Description of the task | For this exercise, repeat all of the material verbatim apart from its images.

Entries provided |
::::::

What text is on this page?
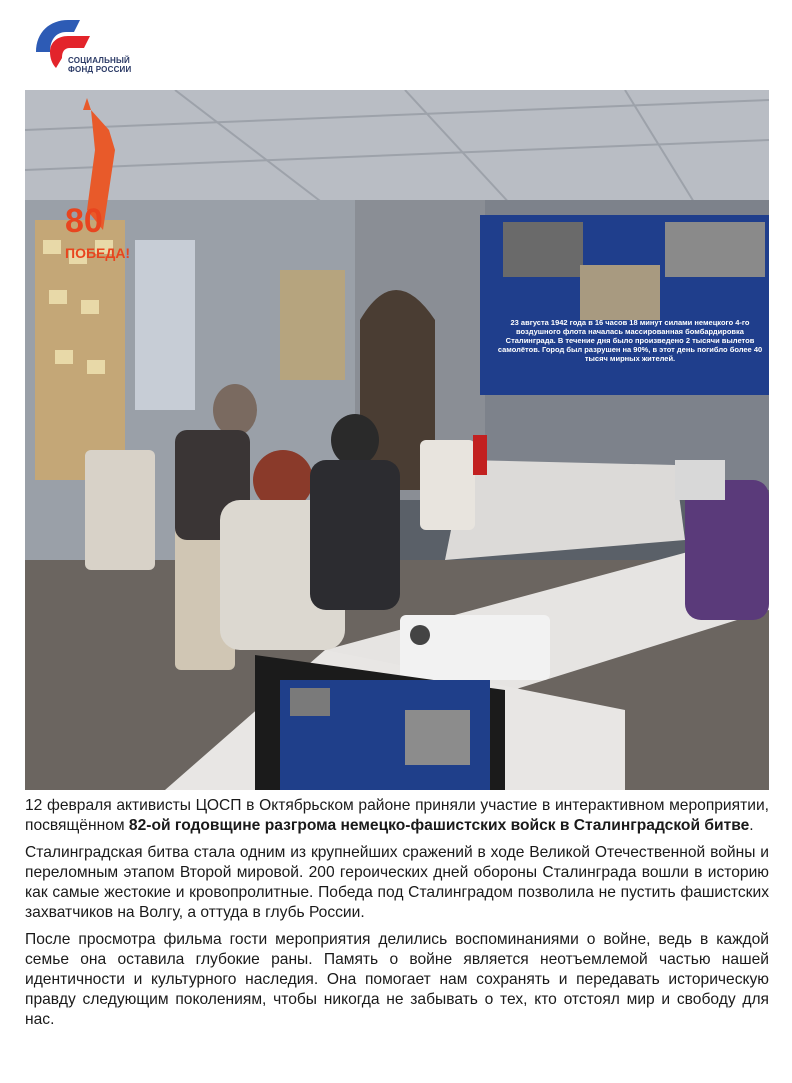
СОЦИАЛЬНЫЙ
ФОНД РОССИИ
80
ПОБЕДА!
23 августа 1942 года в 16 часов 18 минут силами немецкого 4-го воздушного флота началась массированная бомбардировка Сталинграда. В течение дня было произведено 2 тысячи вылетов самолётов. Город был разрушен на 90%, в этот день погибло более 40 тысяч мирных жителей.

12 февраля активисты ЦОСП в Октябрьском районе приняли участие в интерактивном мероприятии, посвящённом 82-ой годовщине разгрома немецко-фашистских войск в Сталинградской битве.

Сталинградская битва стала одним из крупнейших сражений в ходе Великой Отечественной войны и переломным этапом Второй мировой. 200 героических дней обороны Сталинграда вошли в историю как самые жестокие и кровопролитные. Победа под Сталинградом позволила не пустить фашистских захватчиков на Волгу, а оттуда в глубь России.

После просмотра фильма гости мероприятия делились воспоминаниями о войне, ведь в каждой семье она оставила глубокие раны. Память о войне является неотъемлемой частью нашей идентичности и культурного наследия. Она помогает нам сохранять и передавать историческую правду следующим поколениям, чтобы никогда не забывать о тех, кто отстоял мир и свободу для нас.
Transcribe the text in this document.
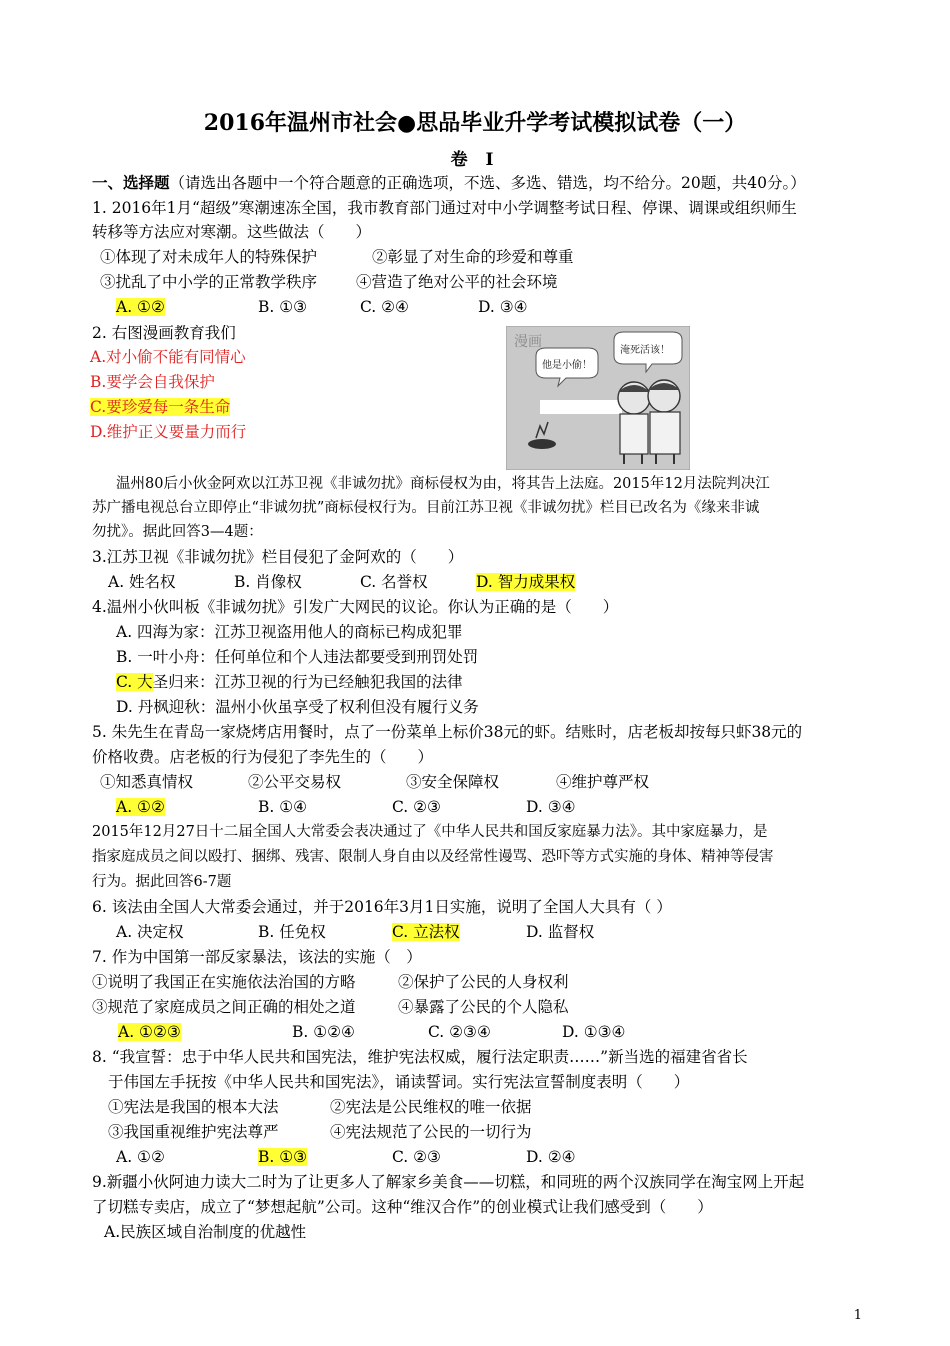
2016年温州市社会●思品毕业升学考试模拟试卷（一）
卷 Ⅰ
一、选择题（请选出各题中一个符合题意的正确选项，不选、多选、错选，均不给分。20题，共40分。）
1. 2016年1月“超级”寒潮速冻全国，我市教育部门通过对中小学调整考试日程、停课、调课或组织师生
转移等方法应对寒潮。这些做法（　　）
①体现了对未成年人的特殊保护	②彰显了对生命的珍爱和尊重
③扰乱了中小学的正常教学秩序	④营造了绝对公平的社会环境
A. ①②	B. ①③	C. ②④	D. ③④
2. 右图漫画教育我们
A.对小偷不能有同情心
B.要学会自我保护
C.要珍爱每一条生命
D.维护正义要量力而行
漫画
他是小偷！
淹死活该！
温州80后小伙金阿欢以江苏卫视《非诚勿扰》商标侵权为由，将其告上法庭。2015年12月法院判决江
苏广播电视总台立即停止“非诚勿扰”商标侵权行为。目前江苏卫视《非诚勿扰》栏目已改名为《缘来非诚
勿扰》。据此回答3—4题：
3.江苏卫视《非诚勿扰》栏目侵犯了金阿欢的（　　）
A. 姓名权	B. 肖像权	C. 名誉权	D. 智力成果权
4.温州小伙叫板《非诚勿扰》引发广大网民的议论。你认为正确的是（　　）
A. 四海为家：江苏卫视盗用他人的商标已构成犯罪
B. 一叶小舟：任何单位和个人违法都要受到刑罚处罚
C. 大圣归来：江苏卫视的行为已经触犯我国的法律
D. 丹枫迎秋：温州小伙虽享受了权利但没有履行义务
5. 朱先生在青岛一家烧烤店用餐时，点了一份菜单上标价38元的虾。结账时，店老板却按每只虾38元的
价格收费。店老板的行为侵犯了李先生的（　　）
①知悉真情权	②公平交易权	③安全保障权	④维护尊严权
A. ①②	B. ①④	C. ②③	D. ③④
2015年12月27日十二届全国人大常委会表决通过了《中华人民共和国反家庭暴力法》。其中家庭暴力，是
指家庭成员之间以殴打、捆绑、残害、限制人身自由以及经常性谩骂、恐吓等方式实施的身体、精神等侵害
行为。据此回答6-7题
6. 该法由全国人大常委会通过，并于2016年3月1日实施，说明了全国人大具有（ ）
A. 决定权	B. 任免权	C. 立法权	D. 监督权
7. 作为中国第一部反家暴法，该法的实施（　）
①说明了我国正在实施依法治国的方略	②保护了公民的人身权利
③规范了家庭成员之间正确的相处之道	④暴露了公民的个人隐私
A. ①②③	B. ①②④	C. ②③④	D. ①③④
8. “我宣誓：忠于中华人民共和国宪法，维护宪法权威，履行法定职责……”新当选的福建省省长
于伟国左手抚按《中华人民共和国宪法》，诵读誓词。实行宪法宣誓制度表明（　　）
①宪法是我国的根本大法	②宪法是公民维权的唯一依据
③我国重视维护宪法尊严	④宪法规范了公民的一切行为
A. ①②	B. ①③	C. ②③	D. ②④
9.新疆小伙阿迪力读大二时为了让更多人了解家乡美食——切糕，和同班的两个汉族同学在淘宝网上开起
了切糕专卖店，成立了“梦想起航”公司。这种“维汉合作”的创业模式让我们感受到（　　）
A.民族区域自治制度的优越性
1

::::::

Reply to the task |
What text is on this page?
СОЦИАЛЬНЫЙ
ФОНД РОССИИ
80
ПОБЕДА!
23 августа 1942 года в 16 часов 18 минут силами немецкого 4-го воздушного флота началась массированная бомбардировка Сталинграда. В течение дня было произведено 2 тысячи вылетов самолётов. Город был разрушен на 90%, в этот день погибло более 40 тысяч мирных жителей.

12 февраля активисты ЦОСП в Октябрьском районе приняли участие в интерактивном мероприятии, посвящённом 82-ой годовщине разгрома немецко-фашистских войск в Сталинградской битве.

Сталинградская битва стала одним из крупнейших сражений в ходе Великой Отечественной войны и переломным этапом Второй мировой. 200 героических дней обороны Сталинграда вошли в историю как самые жестокие и кровопролитные. Победа под Сталинградом позволила не пустить фашистских захватчиков на Волгу, а оттуда в глубь России.

После просмотра фильма гости мероприятия делились воспоминаниями о войне, ведь в каждой семье она оставила глубокие раны. Память о войне является неотъемлемой частью нашей идентичности и культурного наследия. Она помогает нам сохранять и передавать историческую правду следующим поколениям, чтобы никогда не забывать о тех, кто отстоял мир и свободу для нас.
Transcribe the text in this document.
2016年温州市社会●思品毕业升学考试模拟试卷（一）
卷 Ⅰ
一、选择题（请选出各题中一个符合题意的正确选项，不选、多选、错选，均不给分。20题，共40分。）
1. 2016年1月“超级”寒潮速冻全国，我市教育部门通过对中小学调整考试日程、停课、调课或组织师生
转移等方法应对寒潮。这些做法（　　）
①体现了对未成年人的特殊保护	②彰显了对生命的珍爱和尊重
③扰乱了中小学的正常教学秩序	④营造了绝对公平的社会环境
A. ①②	B. ①③	C. ②④	D. ③④
2. 右图漫画教育我们
A.对小偷不能有同情心
B.要学会自我保护
C.要珍爱每一条生命
D.维护正义要量力而行
漫画
他是小偷！
淹死活该！
温州80后小伙金阿欢以江苏卫视《非诚勿扰》商标侵权为由，将其告上法庭。2015年12月法院判决江
苏广播电视总台立即停止“非诚勿扰”商标侵权行为。目前江苏卫视《非诚勿扰》栏目已改名为《缘来非诚
勿扰》。据此回答3—4题：
3.江苏卫视《非诚勿扰》栏目侵犯了金阿欢的（　　）
A. 姓名权	B. 肖像权	C. 名誉权	D. 智力成果权
4.温州小伙叫板《非诚勿扰》引发广大网民的议论。你认为正确的是（　　）
A. 四海为家：江苏卫视盗用他人的商标已构成犯罪
B. 一叶小舟：任何单位和个人违法都要受到刑罚处罚
C. 大圣归来：江苏卫视的行为已经触犯我国的法律
D. 丹枫迎秋：温州小伙虽享受了权利但没有履行义务
5. 朱先生在青岛一家烧烤店用餐时，点了一份菜单上标价38元的虾。结账时，店老板却按每只虾38元的
价格收费。店老板的行为侵犯了李先生的（　　）
①知悉真情权	②公平交易权	③安全保障权	④维护尊严权
A. ①②	B. ①④	C. ②③	D. ③④
2015年12月27日十二届全国人大常委会表决通过了《中华人民共和国反家庭暴力法》。其中家庭暴力，是
指家庭成员之间以殴打、捆绑、残害、限制人身自由以及经常性谩骂、恐吓等方式实施的身体、精神等侵害
行为。据此回答6-7题
6. 该法由全国人大常委会通过，并于2016年3月1日实施，说明了全国人大具有（ ）
A. 决定权	B. 任免权	C. 立法权	D. 监督权
7. 作为中国第一部反家暴法，该法的实施（　）
①说明了我国正在实施依法治国的方略	②保护了公民的人身权利
③规范了家庭成员之间正确的相处之道	④暴露了公民的个人隐私
A. ①②③	B. ①②④	C. ②③④	D. ①③④
8. “我宣誓：忠于中华人民共和国宪法，维护宪法权威，履行法定职责……”新当选的福建省省长
于伟国左手抚按《中华人民共和国宪法》，诵读誓词。实行宪法宣誓制度表明（　　）
①宪法是我国的根本大法	②宪法是公民维权的唯一依据
③我国重视维护宪法尊严	④宪法规范了公民的一切行为
A. ①②	B. ①③	C. ②③	D. ②④
9.新疆小伙阿迪力读大二时为了让更多人了解家乡美食——切糕，和同班的两个汉族同学在淘宝网上开起
了切糕专卖店，成立了“梦想起航”公司。这种“维汉合作”的创业模式让我们感受到（　　）
A.民族区域自治制度的优越性
1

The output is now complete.